## STATED GOAL:
Filter the entries, keeping every line with the word "this".

++++++++++++++++++++

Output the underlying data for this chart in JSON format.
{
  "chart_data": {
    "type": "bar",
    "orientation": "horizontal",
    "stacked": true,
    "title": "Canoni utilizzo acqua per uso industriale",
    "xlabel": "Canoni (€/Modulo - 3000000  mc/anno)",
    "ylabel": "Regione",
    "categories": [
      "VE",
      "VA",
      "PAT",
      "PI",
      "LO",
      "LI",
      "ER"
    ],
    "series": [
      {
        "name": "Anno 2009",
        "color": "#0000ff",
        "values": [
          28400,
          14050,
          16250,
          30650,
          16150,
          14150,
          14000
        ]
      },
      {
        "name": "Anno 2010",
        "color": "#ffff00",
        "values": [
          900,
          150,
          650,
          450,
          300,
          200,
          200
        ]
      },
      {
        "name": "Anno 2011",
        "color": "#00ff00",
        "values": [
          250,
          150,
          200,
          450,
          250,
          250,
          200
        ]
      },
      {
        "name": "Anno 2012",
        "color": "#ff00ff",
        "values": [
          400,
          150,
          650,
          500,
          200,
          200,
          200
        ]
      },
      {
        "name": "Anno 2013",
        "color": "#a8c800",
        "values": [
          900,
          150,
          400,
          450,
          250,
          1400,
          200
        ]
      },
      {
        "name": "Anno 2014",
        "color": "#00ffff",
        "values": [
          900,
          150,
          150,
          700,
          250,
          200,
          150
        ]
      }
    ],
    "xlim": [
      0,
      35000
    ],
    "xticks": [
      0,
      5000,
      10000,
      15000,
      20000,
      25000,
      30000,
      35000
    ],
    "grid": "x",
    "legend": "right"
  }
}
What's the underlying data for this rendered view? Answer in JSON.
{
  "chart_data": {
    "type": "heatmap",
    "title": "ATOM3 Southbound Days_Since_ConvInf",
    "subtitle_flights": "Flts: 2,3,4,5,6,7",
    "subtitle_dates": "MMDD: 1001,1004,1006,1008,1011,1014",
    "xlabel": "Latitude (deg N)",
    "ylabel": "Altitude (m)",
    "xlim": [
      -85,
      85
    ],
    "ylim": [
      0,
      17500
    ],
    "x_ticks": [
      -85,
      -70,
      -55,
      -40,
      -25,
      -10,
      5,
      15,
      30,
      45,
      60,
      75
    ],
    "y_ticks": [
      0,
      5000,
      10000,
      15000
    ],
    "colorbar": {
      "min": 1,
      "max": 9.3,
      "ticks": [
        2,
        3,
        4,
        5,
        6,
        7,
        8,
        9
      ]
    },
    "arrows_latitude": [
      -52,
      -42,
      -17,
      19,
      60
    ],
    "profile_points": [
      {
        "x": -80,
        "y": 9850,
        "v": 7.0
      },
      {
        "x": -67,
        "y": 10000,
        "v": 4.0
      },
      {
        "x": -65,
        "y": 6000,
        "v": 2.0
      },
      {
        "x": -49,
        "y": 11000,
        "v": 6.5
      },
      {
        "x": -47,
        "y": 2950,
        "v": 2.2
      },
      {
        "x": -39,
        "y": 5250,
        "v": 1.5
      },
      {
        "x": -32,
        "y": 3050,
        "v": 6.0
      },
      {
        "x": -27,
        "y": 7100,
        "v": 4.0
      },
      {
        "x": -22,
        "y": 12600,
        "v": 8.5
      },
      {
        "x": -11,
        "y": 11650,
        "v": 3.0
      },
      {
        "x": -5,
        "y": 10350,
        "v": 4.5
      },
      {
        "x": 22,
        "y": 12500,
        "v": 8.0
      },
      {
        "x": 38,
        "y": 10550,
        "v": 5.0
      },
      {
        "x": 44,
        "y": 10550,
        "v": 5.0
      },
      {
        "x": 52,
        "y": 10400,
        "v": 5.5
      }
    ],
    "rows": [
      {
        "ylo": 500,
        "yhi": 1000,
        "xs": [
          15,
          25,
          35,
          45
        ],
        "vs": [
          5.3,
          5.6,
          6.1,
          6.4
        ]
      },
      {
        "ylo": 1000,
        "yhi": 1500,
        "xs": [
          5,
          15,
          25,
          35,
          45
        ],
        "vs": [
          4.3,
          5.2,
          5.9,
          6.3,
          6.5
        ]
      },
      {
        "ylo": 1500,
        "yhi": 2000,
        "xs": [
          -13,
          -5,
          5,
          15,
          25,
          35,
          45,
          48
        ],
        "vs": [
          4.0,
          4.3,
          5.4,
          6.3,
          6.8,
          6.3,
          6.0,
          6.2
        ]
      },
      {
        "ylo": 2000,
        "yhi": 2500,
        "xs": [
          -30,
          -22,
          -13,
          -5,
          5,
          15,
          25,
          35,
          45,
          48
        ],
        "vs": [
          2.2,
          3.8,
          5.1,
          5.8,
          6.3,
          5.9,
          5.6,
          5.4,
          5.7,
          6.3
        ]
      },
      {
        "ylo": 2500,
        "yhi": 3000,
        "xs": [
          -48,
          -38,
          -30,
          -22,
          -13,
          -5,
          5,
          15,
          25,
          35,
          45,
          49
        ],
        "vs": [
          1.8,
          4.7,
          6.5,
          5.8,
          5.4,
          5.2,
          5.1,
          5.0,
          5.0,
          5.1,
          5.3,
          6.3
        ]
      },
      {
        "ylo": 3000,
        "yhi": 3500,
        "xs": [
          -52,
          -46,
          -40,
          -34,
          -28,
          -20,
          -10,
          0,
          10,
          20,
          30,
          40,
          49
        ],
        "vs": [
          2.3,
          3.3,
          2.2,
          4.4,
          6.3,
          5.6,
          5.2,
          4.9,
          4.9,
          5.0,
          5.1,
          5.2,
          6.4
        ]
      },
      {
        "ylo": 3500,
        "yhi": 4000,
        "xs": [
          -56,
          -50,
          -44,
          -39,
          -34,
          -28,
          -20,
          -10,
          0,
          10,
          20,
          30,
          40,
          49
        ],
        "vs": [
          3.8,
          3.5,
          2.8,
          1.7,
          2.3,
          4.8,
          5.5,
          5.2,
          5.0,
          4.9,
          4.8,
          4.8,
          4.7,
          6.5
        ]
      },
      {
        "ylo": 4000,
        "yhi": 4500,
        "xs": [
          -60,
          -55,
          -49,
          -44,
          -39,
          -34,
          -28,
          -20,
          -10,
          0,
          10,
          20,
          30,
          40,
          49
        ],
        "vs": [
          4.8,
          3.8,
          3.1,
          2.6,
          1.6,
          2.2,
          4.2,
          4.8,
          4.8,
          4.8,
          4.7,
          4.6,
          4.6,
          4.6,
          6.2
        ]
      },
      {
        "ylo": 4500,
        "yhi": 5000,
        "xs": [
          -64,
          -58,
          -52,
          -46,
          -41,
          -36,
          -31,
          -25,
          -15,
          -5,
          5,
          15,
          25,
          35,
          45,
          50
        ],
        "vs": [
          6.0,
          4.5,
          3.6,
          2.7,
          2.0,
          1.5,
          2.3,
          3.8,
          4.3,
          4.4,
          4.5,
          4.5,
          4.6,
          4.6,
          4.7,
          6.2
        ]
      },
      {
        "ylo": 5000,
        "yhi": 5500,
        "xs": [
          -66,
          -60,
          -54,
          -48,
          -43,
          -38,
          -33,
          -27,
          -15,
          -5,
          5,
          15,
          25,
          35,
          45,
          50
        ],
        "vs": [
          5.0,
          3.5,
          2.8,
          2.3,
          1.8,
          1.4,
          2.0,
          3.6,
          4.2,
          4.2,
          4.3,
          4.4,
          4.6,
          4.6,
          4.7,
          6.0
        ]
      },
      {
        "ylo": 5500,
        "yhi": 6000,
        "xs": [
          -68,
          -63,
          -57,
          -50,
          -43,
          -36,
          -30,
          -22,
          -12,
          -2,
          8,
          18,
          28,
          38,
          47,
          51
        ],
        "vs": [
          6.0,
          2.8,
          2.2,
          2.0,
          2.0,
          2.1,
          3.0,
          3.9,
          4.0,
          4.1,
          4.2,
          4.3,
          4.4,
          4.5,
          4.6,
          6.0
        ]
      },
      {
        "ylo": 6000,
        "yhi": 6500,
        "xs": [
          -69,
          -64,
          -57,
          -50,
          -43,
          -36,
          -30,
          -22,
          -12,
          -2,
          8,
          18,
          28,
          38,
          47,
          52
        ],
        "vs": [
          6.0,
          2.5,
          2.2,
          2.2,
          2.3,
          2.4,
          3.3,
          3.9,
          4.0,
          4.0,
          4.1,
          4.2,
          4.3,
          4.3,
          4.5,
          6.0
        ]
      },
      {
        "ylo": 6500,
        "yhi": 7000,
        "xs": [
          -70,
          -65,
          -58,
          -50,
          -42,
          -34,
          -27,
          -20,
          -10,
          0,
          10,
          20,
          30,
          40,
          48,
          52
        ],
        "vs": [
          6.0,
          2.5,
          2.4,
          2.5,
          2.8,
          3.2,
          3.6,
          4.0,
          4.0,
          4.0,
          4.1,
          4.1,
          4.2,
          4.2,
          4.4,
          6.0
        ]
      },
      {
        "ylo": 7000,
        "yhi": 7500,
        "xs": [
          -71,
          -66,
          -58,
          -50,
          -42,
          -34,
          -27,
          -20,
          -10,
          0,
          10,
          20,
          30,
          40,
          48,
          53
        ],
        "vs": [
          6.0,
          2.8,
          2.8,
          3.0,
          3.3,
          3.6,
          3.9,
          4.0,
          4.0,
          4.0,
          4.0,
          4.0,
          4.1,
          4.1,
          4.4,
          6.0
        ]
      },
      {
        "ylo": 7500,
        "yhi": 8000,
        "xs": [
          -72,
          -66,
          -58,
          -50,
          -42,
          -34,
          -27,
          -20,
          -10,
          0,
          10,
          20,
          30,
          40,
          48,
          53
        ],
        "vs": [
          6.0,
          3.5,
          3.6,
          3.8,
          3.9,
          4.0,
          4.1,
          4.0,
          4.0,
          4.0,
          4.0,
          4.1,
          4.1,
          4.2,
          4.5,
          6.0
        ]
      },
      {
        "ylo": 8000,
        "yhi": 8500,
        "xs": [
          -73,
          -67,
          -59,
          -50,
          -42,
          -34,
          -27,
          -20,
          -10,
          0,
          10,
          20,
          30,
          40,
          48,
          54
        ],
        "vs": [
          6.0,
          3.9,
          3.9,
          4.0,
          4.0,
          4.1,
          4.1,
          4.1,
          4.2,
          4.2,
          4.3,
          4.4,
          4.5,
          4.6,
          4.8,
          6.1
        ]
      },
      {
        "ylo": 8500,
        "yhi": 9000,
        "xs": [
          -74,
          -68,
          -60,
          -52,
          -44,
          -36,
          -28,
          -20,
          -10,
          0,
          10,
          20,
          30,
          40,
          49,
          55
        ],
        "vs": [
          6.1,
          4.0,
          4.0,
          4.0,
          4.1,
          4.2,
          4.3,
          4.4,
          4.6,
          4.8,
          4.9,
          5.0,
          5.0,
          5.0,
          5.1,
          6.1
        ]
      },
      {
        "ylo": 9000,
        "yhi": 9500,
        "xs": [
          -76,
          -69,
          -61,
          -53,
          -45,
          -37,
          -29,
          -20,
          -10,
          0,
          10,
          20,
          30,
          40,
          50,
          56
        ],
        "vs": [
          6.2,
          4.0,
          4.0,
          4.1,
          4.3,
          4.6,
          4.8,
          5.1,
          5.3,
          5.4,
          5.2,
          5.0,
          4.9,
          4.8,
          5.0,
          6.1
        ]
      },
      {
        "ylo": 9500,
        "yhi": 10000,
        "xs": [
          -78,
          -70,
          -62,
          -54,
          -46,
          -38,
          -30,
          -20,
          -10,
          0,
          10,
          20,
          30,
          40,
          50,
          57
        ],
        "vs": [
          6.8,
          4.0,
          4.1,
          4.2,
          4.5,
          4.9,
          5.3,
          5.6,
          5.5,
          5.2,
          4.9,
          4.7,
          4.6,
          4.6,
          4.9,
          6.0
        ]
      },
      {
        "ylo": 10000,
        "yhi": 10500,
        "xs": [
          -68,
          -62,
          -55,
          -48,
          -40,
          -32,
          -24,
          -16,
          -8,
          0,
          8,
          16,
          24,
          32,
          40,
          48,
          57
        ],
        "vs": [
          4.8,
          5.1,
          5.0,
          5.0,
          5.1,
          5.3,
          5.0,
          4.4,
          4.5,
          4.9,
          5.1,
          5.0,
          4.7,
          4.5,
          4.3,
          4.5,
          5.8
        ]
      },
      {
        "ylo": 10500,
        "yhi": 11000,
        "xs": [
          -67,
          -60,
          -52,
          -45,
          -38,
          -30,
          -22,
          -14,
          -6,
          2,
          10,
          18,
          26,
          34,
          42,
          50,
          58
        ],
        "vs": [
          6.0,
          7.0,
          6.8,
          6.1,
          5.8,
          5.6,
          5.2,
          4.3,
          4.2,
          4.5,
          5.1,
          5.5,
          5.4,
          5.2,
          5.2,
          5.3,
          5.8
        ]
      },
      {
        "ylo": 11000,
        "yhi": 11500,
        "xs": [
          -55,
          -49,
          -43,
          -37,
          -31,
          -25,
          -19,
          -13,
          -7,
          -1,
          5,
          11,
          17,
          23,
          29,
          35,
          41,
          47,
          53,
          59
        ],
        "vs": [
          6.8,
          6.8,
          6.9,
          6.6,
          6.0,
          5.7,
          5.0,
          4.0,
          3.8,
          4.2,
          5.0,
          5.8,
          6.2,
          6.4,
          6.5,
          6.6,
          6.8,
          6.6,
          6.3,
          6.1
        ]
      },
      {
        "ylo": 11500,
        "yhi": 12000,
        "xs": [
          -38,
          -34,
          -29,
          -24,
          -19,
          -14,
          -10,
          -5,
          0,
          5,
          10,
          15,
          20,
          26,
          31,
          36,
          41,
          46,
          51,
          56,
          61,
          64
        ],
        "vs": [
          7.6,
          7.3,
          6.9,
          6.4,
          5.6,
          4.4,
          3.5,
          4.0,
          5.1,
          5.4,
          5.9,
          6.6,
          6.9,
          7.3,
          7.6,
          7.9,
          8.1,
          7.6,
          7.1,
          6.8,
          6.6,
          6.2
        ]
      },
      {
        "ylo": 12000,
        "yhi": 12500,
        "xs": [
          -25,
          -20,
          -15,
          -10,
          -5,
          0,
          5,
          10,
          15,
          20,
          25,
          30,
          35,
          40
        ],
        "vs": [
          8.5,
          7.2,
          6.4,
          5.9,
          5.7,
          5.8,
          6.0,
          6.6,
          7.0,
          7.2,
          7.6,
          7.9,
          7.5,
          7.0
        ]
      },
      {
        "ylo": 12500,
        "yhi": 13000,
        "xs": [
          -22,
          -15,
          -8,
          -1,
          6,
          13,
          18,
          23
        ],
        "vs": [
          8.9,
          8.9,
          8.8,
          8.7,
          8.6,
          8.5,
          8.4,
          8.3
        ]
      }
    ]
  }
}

++++++++++++++++++++

## CORRECT OUTPUT:
Output the underlying data for this chart in JSON format.
What's the underlying data for this rendered view? Answer in JSON.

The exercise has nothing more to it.